Extracted records

----------

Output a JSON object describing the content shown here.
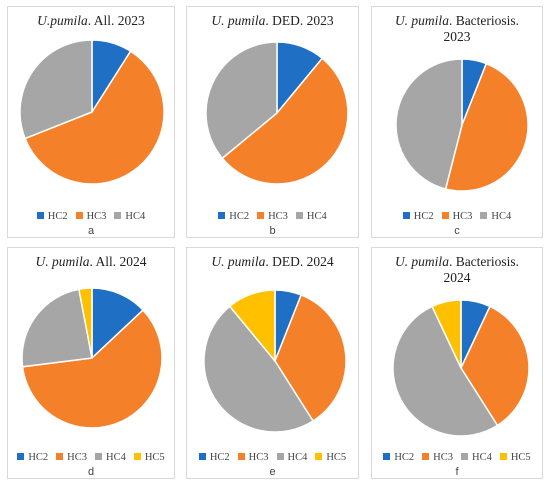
{
  "colors": {
    "HC2": "#1f6fc5",
    "HC3": "#f4812a",
    "HC4": "#a6a6a6",
    "HC5": "#ffc000"
  },
  "chart_data": [
    {
      "type": "pie",
      "title_species": "U.pumila",
      "title_rest": ". All. 2023",
      "panel_label": "a",
      "legend": [
        "HC2",
        "HC3",
        "HC4"
      ],
      "slices": [
        {
          "label": "HC2",
          "value": 0.09
        },
        {
          "label": "HC3",
          "value": 0.6
        },
        {
          "label": "HC4",
          "value": 0.31
        }
      ]
    },
    {
      "type": "pie",
      "title_species": "U. pumila",
      "title_rest": ". DED. 2023",
      "panel_label": "b",
      "legend": [
        "HC2",
        "HC3",
        "HC4"
      ],
      "slices": [
        {
          "label": "HC2",
          "value": 0.11
        },
        {
          "label": "HC3",
          "value": 0.53
        },
        {
          "label": "HC4",
          "value": 0.36
        }
      ]
    },
    {
      "type": "pie",
      "title_species": "U. pumila",
      "title_rest": ". Bacteriosis.",
      "title_line2": "2023",
      "panel_label": "c",
      "legend": [
        "HC2",
        "HC3",
        "HC4"
      ],
      "slices": [
        {
          "label": "HC2",
          "value": 0.06
        },
        {
          "label": "HC3",
          "value": 0.48
        },
        {
          "label": "HC4",
          "value": 0.46
        }
      ]
    },
    {
      "type": "pie",
      "title_species": "U. pumila",
      "title_rest": ". All. 2024",
      "panel_label": "d",
      "legend": [
        "HC2",
        "HC3",
        "HC4",
        "HC5"
      ],
      "slices": [
        {
          "label": "HC2",
          "value": 0.13
        },
        {
          "label": "HC3",
          "value": 0.6
        },
        {
          "label": "HC4",
          "value": 0.24
        },
        {
          "label": "HC5",
          "value": 0.03
        }
      ]
    },
    {
      "type": "pie",
      "title_species": "U. pumila",
      "title_rest": ". DED. 2024",
      "panel_label": "e",
      "legend": [
        "HC2",
        "HC3",
        "HC4",
        "HC5"
      ],
      "slices": [
        {
          "label": "HC2",
          "value": 0.06
        },
        {
          "label": "HC3",
          "value": 0.35
        },
        {
          "label": "HC4",
          "value": 0.48
        },
        {
          "label": "HC5",
          "value": 0.11
        }
      ]
    },
    {
      "type": "pie",
      "title_species": "U. pumila",
      "title_rest": ". Bacteriosis.",
      "title_line2": "2024",
      "panel_label": "f",
      "legend": [
        "HC2",
        "HC3",
        "HC4",
        "HC5"
      ],
      "slices": [
        {
          "label": "HC2",
          "value": 0.07
        },
        {
          "label": "HC3",
          "value": 0.34
        },
        {
          "label": "HC4",
          "value": 0.52
        },
        {
          "label": "HC5",
          "value": 0.07
        }
      ]
    }
  ]
}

----------

__Directions__
Would you set down each line of the data exactly, with no images included?

__Expected answer__
Output a JSON object describing the content shown here.
{
  "colors": {
    "HC2": "#1f6fc5",
    "HC3": "#f4812a",
    "HC4": "#a6a6a6",
    "HC5": "#ffc000"
  },
  "chart_data": [
    {
      "type": "pie",
      "title_species": "U.pumila",
      "title_rest": ". All. 2023",
      "panel_label": "a",
      "legend": [
        "HC2",
        "HC3",
        "HC4"
      ],
      "slices": [
        {
          "label": "HC2",
          "value": 0.09
        },
        {
          "label": "HC3",
          "value": 0.6
        },
        {
          "label": "HC4",
          "value": 0.31
        }
      ]
    },
    {
      "type": "pie",
      "title_species": "U. pumila",
      "title_rest": ". DED. 2023",
      "panel_label": "b",
      "legend": [
        "HC2",
        "HC3",
        "HC4"
      ],
      "slices": [
        {
          "label": "HC2",
          "value": 0.11
        },
        {
          "label": "HC3",
          "value": 0.53
        },
        {
          "label": "HC4",
          "value": 0.36
        }
      ]
    },
    {
      "type": "pie",
      "title_species": "U. pumila",
      "title_rest": ". Bacteriosis.",
      "title_line2": "2023",
      "panel_label": "c",
      "legend": [
        "HC2",
        "HC3",
        "HC4"
      ],
      "slices": [
        {
          "label": "HC2",
          "value": 0.06
        },
        {
          "label": "HC3",
          "value": 0.48
        },
        {
          "label": "HC4",
          "value": 0.46
        }
      ]
    },
    {
      "type": "pie",
      "title_species": "U. pumila",
      "title_rest": ". All. 2024",
      "panel_label": "d",
      "legend": [
        "HC2",
        "HC3",
        "HC4",
        "HC5"
      ],
      "slices": [
        {
          "label": "HC2",
          "value": 0.13
        },
        {
          "label": "HC3",
          "value": 0.6
        },
        {
          "label": "HC4",
          "value": 0.24
        },
        {
          "label": "HC5",
          "value": 0.03
        }
      ]
    },
    {
      "type": "pie",
      "title_species": "U. pumila",
      "title_rest": ". DED. 2024",
      "panel_label": "e",
      "legend": [
        "HC2",
        "HC3",
        "HC4",
        "HC5"
      ],
      "slices": [
        {
          "label": "HC2",
          "value": 0.06
        },
        {
          "label": "HC3",
          "value": 0.35
        },
        {
          "label": "HC4",
          "value": 0.48
        },
        {
          "label": "HC5",
          "value": 0.11
        }
      ]
    },
    {
      "type": "pie",
      "title_species": "U. pumila",
      "title_rest": ". Bacteriosis.",
      "title_line2": "2024",
      "panel_label": "f",
      "legend": [
        "HC2",
        "HC3",
        "HC4",
        "HC5"
      ],
      "slices": [
        {
          "label": "HC2",
          "value": 0.07
        },
        {
          "label": "HC3",
          "value": 0.34
        },
        {
          "label": "HC4",
          "value": 0.52
        },
        {
          "label": "HC5",
          "value": 0.07
        }
      ]
    }
  ]
}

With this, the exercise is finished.